**Written task:** Extract the full set of records, then give each one again exactly.

**Records to process:**
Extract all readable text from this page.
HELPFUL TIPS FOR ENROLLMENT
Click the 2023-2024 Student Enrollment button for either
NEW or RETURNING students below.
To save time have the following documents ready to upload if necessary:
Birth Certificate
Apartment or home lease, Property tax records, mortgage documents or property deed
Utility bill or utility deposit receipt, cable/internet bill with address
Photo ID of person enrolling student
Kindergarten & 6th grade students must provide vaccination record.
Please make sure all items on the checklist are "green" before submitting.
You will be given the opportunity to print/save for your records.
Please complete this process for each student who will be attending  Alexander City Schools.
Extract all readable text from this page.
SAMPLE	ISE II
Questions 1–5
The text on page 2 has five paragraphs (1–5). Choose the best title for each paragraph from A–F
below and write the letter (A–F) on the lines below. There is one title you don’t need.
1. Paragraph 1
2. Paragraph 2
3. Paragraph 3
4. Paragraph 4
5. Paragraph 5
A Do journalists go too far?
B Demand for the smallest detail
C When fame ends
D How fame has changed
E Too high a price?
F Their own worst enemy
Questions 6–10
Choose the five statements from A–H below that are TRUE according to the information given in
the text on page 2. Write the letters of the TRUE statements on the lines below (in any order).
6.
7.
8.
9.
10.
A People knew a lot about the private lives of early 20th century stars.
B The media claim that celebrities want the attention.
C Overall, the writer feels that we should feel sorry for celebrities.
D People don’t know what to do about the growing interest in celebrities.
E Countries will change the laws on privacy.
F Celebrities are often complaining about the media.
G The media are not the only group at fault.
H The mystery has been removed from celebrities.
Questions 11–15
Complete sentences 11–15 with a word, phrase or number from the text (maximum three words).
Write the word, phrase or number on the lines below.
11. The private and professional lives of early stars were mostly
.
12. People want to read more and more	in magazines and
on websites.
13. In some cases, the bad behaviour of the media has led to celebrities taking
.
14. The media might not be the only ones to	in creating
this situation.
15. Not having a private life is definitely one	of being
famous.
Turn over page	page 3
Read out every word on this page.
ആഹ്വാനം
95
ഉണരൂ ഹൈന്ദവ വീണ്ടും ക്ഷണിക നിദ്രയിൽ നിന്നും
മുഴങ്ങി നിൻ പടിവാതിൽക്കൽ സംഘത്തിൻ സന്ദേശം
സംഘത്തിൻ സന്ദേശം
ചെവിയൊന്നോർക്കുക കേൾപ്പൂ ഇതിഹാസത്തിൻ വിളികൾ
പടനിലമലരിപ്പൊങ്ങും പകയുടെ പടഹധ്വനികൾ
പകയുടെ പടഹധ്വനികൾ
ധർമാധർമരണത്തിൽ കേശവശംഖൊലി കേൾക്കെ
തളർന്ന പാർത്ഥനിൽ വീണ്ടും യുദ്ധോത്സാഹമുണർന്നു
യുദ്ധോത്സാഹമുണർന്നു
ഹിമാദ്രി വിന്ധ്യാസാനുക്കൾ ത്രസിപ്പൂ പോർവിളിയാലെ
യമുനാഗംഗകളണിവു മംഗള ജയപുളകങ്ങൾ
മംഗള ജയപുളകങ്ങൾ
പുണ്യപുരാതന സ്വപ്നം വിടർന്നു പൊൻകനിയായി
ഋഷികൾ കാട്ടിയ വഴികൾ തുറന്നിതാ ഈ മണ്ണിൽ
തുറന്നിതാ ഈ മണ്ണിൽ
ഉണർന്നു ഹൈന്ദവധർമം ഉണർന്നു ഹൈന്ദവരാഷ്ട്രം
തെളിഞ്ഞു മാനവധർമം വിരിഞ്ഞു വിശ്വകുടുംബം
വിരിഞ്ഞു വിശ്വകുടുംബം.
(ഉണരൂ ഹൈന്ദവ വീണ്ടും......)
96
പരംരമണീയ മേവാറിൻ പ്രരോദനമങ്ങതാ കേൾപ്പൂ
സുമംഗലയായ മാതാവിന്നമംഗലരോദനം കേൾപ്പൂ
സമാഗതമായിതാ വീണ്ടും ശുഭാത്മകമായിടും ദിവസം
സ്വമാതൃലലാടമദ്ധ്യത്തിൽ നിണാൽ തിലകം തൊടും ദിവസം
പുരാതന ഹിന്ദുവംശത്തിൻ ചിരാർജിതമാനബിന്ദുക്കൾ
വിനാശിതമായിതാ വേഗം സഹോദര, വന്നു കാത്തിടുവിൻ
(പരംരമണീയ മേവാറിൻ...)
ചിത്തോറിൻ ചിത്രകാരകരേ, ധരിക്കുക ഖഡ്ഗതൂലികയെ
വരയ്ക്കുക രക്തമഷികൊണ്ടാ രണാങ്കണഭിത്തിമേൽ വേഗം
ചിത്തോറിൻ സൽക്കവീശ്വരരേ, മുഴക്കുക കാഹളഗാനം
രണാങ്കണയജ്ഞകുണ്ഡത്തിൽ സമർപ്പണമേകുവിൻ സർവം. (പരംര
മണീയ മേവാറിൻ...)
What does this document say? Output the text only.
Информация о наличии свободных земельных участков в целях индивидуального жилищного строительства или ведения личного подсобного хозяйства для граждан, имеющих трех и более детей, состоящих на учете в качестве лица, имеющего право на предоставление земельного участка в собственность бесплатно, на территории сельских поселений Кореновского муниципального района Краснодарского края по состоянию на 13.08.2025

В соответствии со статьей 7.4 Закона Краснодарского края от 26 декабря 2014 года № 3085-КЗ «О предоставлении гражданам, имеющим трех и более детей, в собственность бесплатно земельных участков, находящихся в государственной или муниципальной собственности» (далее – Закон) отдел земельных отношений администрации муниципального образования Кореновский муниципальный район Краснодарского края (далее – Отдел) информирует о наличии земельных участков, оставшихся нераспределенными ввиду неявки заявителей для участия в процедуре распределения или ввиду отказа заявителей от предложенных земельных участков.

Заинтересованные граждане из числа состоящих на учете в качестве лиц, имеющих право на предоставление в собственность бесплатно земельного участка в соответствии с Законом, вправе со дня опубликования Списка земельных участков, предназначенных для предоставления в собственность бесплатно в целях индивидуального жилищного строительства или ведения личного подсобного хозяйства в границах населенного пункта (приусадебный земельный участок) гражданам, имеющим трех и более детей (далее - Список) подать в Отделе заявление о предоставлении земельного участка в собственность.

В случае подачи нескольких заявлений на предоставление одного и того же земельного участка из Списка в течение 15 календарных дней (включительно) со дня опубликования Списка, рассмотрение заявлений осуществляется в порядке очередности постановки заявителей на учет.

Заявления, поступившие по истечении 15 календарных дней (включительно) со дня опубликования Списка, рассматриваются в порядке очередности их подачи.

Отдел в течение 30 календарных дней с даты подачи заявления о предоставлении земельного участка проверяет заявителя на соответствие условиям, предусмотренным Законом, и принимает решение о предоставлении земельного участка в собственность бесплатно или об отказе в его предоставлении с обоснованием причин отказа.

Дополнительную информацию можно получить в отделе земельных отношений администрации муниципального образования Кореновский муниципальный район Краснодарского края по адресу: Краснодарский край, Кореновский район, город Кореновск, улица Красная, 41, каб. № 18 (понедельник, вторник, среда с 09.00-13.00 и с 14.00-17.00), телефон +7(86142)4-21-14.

**Full answer:**
Extract all readable text from this page.
HELPFUL TIPS FOR ENROLLMENT
Click the 2023-2024 Student Enrollment button for either
NEW or RETURNING students below.
To save time have the following documents ready to upload if necessary:
Birth Certificate
Apartment or home lease, Property tax records, mortgage documents or property deed
Utility bill or utility deposit receipt, cable/internet bill with address
Photo ID of person enrolling student
Kindergarten & 6th grade students must provide vaccination record.
Please make sure all items on the checklist are "green" before submitting.
You will be given the opportunity to print/save for your records.
Please complete this process for each student who will be attending  Alexander City Schools.
Extract all readable text from this page.
SAMPLE	ISE II
Questions 1–5
The text on page 2 has five paragraphs (1–5). Choose the best title for each paragraph from A–F
below and write the letter (A–F) on the lines below. There is one title you don’t need.
1. Paragraph 1
2. Paragraph 2
3. Paragraph 3
4. Paragraph 4
5. Paragraph 5
A Do journalists go too far?
B Demand for the smallest detail
C When fame ends
D How fame has changed
E Too high a price?
F Their own worst enemy
Questions 6–10
Choose the five statements from A–H below that are TRUE according to the information given in
the text on page 2. Write the letters of the TRUE statements on the lines below (in any order).
6.
7.
8.
9.
10.
A People knew a lot about the private lives of early 20th century stars.
B The media claim that celebrities want the attention.
C Overall, the writer feels that we should feel sorry for celebrities.
D People don’t know what to do about the growing interest in celebrities.
E Countries will change the laws on privacy.
F Celebrities are often complaining about the media.
G The media are not the only group at fault.
H The mystery has been removed from celebrities.
Questions 11–15
Complete sentences 11–15 with a word, phrase or number from the text (maximum three words).
Write the word, phrase or number on the lines below.
11. The private and professional lives of early stars were mostly
.
12. People want to read more and more	in magazines and
on websites.
13. In some cases, the bad behaviour of the media has led to celebrities taking
.
14. The media might not be the only ones to	in creating
this situation.
15. Not having a private life is definitely one	of being
famous.
Turn over page	page 3
Read out every word on this page.
ആഹ്വാനം
95
ഉണരൂ ഹൈന്ദവ വീണ്ടും ക്ഷണിക നിദ്രയിൽ നിന്നും
മുഴങ്ങി നിൻ പടിവാതിൽക്കൽ സംഘത്തിൻ സന്ദേശം
സംഘത്തിൻ സന്ദേശം
ചെവിയൊന്നോർക്കുക കേൾപ്പൂ ഇതിഹാസത്തിൻ വിളികൾ
പടനിലമലരിപ്പൊങ്ങും പകയുടെ പടഹധ്വനികൾ
പകയുടെ പടഹധ്വനികൾ
ധർമാധർമരണത്തിൽ കേശവശംഖൊലി കേൾക്കെ
തളർന്ന പാർത്ഥനിൽ വീണ്ടും യുദ്ധോത്സാഹമുണർന്നു
യുദ്ധോത്സാഹമുണർന്നു
ഹിമാദ്രി വിന്ധ്യാസാനുക്കൾ ത്രസിപ്പൂ പോർവിളിയാലെ
യമുനാഗംഗകളണിവു മംഗള ജയപുളകങ്ങൾ
മംഗള ജയപുളകങ്ങൾ
പുണ്യപുരാതന സ്വപ്നം വിടർന്നു പൊൻകനിയായി
ഋഷികൾ കാട്ടിയ വഴികൾ തുറന്നിതാ ഈ മണ്ണിൽ
തുറന്നിതാ ഈ മണ്ണിൽ
ഉണർന്നു ഹൈന്ദവധർമം ഉണർന്നു ഹൈന്ദവരാഷ്ട്രം
തെളിഞ്ഞു മാനവധർമം വിരിഞ്ഞു വിശ്വകുടുംബം
വിരിഞ്ഞു വിശ്വകുടുംബം.
(ഉണരൂ ഹൈന്ദവ വീണ്ടും......)
96
പരംരമണീയ മേവാറിൻ പ്രരോദനമങ്ങതാ കേൾപ്പൂ
സുമംഗലയായ മാതാവിന്നമംഗലരോദനം കേൾപ്പൂ
സമാഗതമായിതാ വീണ്ടും ശുഭാത്മകമായിടും ദിവസം
സ്വമാതൃലലാടമദ്ധ്യത്തിൽ നിണാൽ തിലകം തൊടും ദിവസം
പുരാതന ഹിന്ദുവംശത്തിൻ ചിരാർജിതമാനബിന്ദുക്കൾ
വിനാശിതമായിതാ വേഗം സഹോദര, വന്നു കാത്തിടുവിൻ
(പരംരമണീയ മേവാറിൻ...)
ചിത്തോറിൻ ചിത്രകാരകരേ, ധരിക്കുക ഖഡ്ഗതൂലികയെ
വരയ്ക്കുക രക്തമഷികൊണ്ടാ രണാങ്കണഭിത്തിമേൽ വേഗം
ചിത്തോറിൻ സൽക്കവീശ്വരരേ, മുഴക്കുക കാഹളഗാനം
രണാങ്കണയജ്ഞകുണ്ഡത്തിൽ സമർപ്പണമേകുവിൻ സർവം. (പരംര
മണീയ മേവാറിൻ...)
What does this document say? Output the text only.
Информация о наличии свободных земельных участков в целях индивидуального жилищного строительства или ведения личного подсобного хозяйства для граждан, имеющих трех и более детей, состоящих на учете в качестве лица, имеющего право на предоставление земельного участка в собственность бесплатно, на территории сельских поселений Кореновского муниципального района Краснодарского края по состоянию на 13.08.2025

В соответствии со статьей 7.4 Закона Краснодарского края от 26 декабря 2014 года № 3085-КЗ «О предоставлении гражданам, имеющим трех и более детей, в собственность бесплатно земельных участков, находящихся в государственной или муниципальной собственности» (далее – Закон) отдел земельных отношений администрации муниципального образования Кореновский муниципальный район Краснодарского края (далее – Отдел) информирует о наличии земельных участков, оставшихся нераспределенными ввиду неявки заявителей для участия в процедуре распределения или ввиду отказа заявителей от предложенных земельных участков.

Заинтересованные граждане из числа состоящих на учете в качестве лиц, имеющих право на предоставление в собственность бесплатно земельного участка в соответствии с Законом, вправе со дня опубликования Списка земельных участков, предназначенных для предоставления в собственность бесплатно в целях индивидуального жилищного строительства или ведения личного подсобного хозяйства в границах населенного пункта (приусадебный земельный участок) гражданам, имеющим трех и более детей (далее - Список) подать в Отделе заявление о предоставлении земельного участка в собственность.

В случае подачи нескольких заявлений на предоставление одного и того же земельного участка из Списка в течение 15 календарных дней (включительно) со дня опубликования Списка, рассмотрение заявлений осуществляется в порядке очередности постановки заявителей на учет.

Заявления, поступившие по истечении 15 календарных дней (включительно) со дня опубликования Списка, рассматриваются в порядке очередности их подачи.

Отдел в течение 30 календарных дней с даты подачи заявления о предоставлении земельного участка проверяет заявителя на соответствие условиям, предусмотренным Законом, и принимает решение о предоставлении земельного участка в собственность бесплатно или об отказе в его предоставлении с обоснованием причин отказа.

Дополнительную информацию можно получить в отделе земельных отношений администрации муниципального образования Кореновский муниципальный район Краснодарского края по адресу: Краснодарский край, Кореновский район, город Кореновск, улица Красная, 41, каб. № 18 (понедельник, вторник, среда с 09.00-13.00 и с 14.00-17.00), телефон +7(86142)4-21-14.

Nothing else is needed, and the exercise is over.